Exact repetition of every entry is required.
------ Dataset records ------
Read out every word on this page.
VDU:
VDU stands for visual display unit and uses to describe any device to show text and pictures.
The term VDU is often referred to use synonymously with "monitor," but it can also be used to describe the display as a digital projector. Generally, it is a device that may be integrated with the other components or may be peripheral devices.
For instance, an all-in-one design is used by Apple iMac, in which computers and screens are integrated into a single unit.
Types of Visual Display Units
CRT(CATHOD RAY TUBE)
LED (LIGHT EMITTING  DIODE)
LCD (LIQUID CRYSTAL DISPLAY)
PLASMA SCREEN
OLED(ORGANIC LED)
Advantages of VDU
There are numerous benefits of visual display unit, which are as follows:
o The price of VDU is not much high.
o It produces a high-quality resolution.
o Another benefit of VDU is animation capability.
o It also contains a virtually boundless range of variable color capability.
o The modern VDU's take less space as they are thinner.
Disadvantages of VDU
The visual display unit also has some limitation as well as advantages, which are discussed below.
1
------
(Response to the exercise):
Read out every word on this page.
VDU:
VDU stands for visual display unit and uses to describe any device to show text and pictures.
The term VDU is often referred to use synonymously with "monitor," but it can also be used to describe the display as a digital projector. Generally, it is a device that may be integrated with the other components or may be peripheral devices.
For instance, an all-in-one design is used by Apple iMac, in which computers and screens are integrated into a single unit.
Types of Visual Display Units
CRT(CATHOD RAY TUBE)
LED (LIGHT EMITTING  DIODE)
LCD (LIQUID CRYSTAL DISPLAY)
PLASMA SCREEN
OLED(ORGANIC LED)
Advantages of VDU
There are numerous benefits of visual display unit, which are as follows:
o The price of VDU is not much high.
o It produces a high-quality resolution.
o Another benefit of VDU is animation capability.
o It also contains a virtually boundless range of variable color capability.
o The modern VDU's take less space as they are thinner.
Disadvantages of VDU
The visual display unit also has some limitation as well as advantages, which are discussed below.
1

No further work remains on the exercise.